+++ DATA FOR THE TASK

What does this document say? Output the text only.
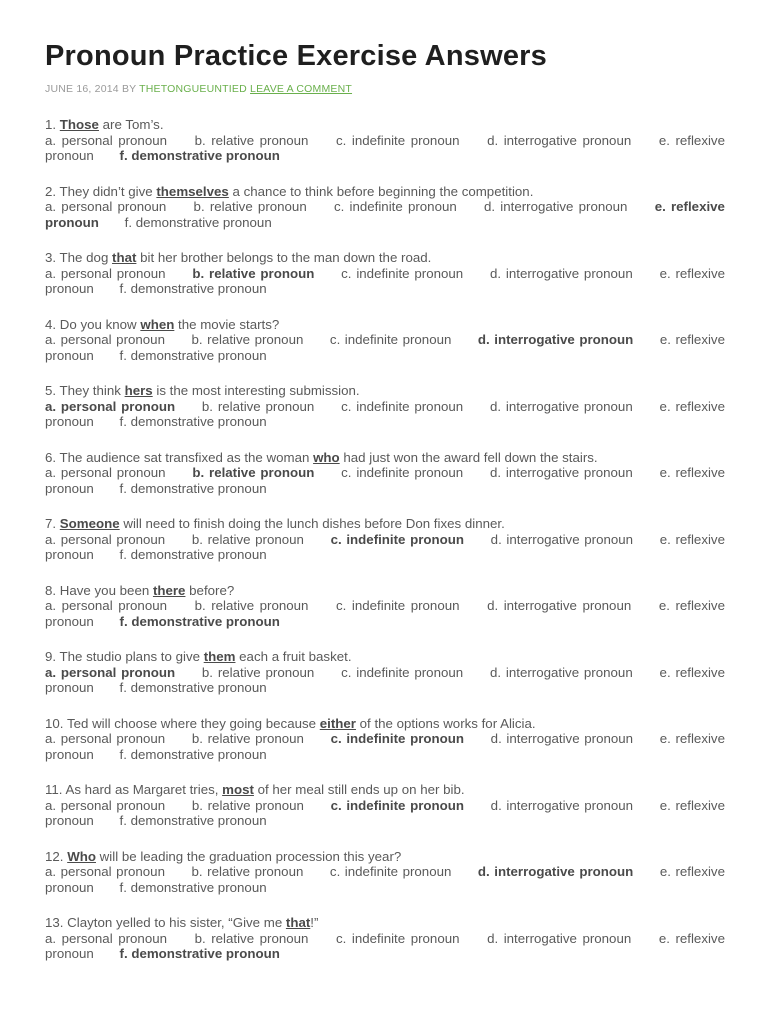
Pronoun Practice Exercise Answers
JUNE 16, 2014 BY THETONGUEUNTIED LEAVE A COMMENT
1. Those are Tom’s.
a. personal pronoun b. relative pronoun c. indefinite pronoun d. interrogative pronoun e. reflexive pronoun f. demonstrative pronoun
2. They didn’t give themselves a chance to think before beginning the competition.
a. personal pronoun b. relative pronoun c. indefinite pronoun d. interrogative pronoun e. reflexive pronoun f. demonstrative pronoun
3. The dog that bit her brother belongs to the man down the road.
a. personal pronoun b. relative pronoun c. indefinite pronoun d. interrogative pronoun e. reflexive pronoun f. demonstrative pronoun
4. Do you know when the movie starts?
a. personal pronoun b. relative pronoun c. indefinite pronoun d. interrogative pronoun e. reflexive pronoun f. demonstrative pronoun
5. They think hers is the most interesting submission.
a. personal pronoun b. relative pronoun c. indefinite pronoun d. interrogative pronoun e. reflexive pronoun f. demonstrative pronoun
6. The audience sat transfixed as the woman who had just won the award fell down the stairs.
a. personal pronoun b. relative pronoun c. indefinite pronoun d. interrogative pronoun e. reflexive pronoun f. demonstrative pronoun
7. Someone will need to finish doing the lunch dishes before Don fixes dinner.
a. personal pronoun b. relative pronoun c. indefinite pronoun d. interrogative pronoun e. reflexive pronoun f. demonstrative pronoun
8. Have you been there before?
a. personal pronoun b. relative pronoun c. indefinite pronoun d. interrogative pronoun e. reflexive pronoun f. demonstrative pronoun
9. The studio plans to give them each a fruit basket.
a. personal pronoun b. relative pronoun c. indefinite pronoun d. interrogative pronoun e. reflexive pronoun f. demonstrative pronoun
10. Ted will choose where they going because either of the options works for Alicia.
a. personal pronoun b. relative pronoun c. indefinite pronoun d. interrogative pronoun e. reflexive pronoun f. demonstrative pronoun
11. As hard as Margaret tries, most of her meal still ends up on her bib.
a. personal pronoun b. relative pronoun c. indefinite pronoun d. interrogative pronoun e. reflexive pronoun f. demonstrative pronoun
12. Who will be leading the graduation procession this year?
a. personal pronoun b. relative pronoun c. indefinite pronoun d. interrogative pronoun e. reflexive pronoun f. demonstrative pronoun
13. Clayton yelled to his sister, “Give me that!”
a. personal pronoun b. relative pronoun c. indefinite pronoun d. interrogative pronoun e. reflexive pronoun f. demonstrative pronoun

++++++
+++ DATA FOR THE TASK

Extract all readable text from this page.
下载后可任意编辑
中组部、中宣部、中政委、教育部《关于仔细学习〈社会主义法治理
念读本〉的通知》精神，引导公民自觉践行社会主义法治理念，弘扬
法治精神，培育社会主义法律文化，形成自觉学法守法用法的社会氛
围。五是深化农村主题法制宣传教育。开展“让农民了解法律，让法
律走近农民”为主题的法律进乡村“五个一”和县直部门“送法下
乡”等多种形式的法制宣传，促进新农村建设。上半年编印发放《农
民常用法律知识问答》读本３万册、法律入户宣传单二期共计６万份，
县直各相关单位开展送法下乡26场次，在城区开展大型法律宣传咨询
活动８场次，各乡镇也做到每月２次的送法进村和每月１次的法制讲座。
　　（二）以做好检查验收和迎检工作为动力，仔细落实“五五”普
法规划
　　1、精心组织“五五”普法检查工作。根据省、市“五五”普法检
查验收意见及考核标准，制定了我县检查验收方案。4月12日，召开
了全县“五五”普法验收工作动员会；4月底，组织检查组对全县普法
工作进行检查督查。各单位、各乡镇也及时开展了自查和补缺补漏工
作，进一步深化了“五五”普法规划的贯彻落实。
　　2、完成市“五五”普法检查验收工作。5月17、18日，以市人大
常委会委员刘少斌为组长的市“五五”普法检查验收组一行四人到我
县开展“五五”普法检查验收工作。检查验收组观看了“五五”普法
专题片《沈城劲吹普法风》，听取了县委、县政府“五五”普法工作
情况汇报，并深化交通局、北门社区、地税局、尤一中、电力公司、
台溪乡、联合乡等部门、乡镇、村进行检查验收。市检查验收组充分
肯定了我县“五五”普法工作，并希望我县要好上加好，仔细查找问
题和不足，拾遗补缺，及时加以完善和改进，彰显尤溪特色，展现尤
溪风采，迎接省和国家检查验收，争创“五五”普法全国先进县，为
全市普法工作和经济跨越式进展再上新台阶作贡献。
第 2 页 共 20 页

++++++
+++ DATA FOR THE TASK

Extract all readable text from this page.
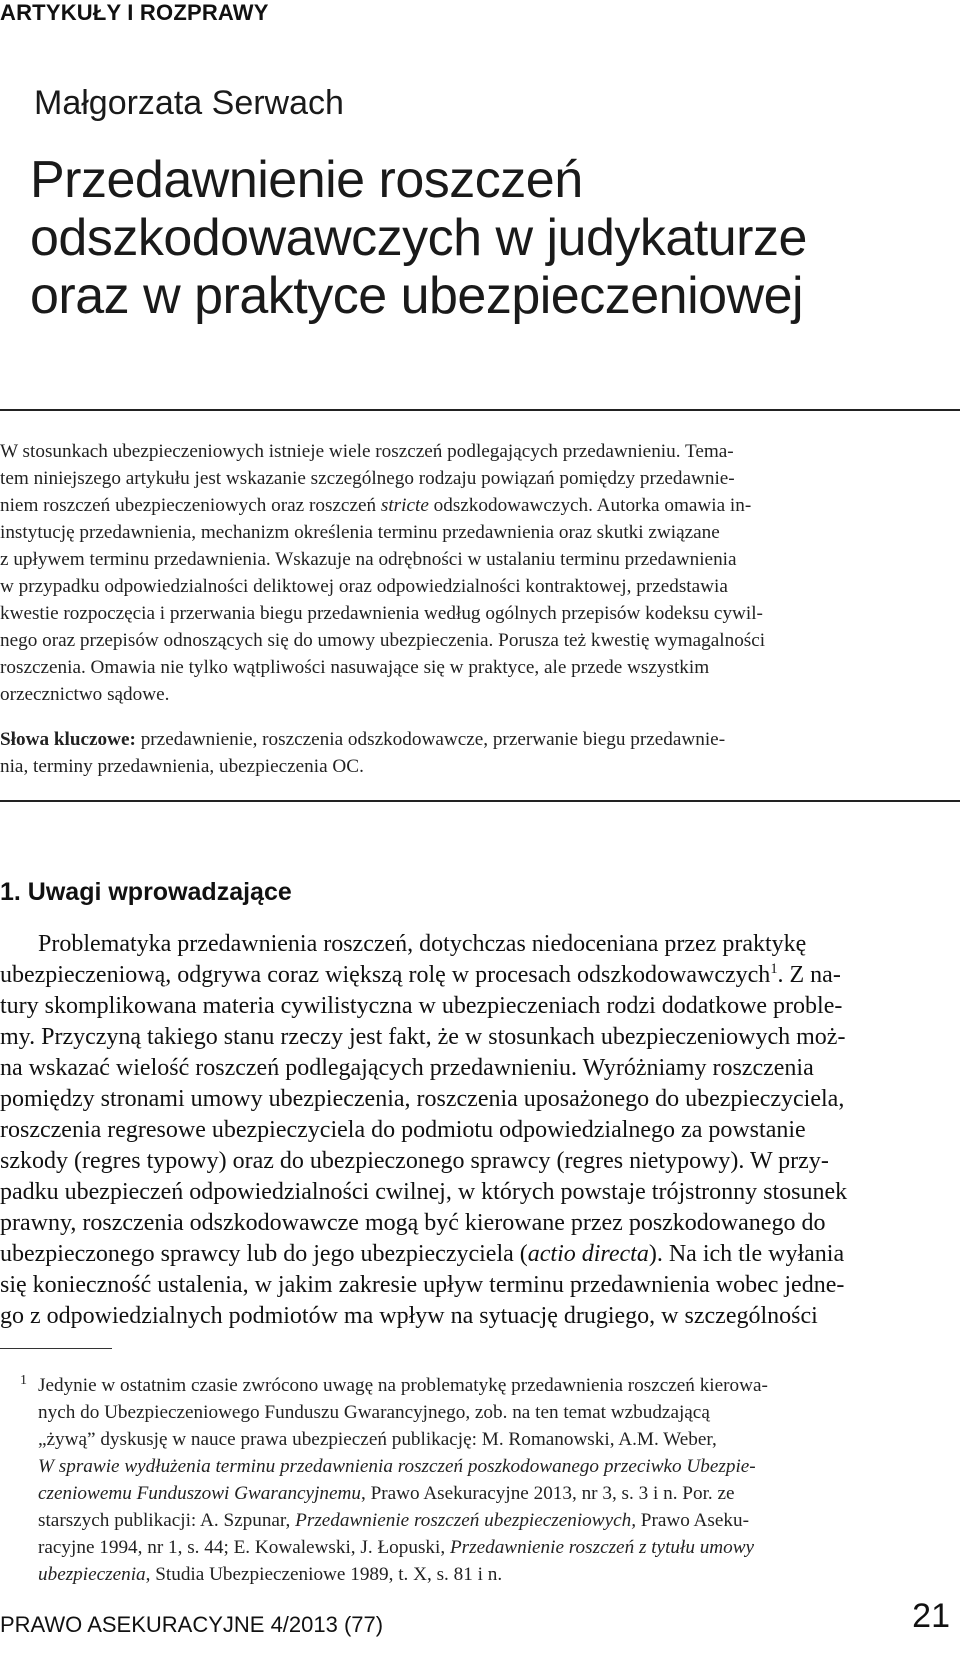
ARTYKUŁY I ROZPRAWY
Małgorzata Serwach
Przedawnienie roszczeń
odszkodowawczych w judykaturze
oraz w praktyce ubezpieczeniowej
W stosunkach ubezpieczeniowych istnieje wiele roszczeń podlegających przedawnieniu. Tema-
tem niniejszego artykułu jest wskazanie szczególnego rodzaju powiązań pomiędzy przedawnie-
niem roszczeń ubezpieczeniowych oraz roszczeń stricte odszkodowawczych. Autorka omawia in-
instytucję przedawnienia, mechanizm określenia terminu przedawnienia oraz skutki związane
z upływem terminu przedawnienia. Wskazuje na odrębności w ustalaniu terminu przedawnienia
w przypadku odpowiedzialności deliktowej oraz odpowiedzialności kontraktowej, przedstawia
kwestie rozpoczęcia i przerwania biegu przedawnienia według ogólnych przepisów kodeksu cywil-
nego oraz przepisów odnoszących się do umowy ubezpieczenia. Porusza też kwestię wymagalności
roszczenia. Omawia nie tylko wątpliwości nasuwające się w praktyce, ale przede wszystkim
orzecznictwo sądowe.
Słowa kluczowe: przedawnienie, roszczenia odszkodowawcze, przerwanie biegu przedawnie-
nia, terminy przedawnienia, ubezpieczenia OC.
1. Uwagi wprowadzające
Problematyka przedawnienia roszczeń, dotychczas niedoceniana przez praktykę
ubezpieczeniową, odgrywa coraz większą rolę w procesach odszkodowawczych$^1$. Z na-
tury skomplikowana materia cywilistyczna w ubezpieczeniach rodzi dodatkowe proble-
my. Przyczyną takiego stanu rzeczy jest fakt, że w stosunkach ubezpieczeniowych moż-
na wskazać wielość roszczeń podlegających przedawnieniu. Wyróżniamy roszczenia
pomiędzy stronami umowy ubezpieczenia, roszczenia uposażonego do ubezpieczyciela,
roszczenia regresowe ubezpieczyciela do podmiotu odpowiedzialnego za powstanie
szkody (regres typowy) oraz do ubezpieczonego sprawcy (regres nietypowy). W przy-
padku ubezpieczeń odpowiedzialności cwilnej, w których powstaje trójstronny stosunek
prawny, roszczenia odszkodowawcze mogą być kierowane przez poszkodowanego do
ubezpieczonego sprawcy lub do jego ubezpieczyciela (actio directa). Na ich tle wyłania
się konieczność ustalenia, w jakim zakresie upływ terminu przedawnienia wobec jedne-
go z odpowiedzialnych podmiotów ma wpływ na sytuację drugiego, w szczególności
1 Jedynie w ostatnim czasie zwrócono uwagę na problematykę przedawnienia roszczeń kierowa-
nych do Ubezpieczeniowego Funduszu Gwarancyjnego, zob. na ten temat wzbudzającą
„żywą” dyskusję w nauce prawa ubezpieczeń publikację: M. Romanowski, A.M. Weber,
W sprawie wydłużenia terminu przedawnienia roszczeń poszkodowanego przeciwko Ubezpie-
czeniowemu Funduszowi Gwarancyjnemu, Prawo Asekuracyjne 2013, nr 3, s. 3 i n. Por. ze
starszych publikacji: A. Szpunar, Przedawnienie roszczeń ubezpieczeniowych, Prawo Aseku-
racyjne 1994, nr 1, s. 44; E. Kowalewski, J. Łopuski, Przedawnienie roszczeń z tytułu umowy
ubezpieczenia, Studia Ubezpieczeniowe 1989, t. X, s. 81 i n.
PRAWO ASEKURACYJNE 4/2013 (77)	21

++++++

WHAT TO WORK ON: Show the lines that mention the word "odszkodowawcze".

EXERCISE OUTPUT:
Słowa kluczowe: przedawnienie, roszczenia odszkodowawcze, przerwanie biegu przedawnie-
prawny, roszczenia odszkodowawcze mogą być kierowane przez poszkodowanego do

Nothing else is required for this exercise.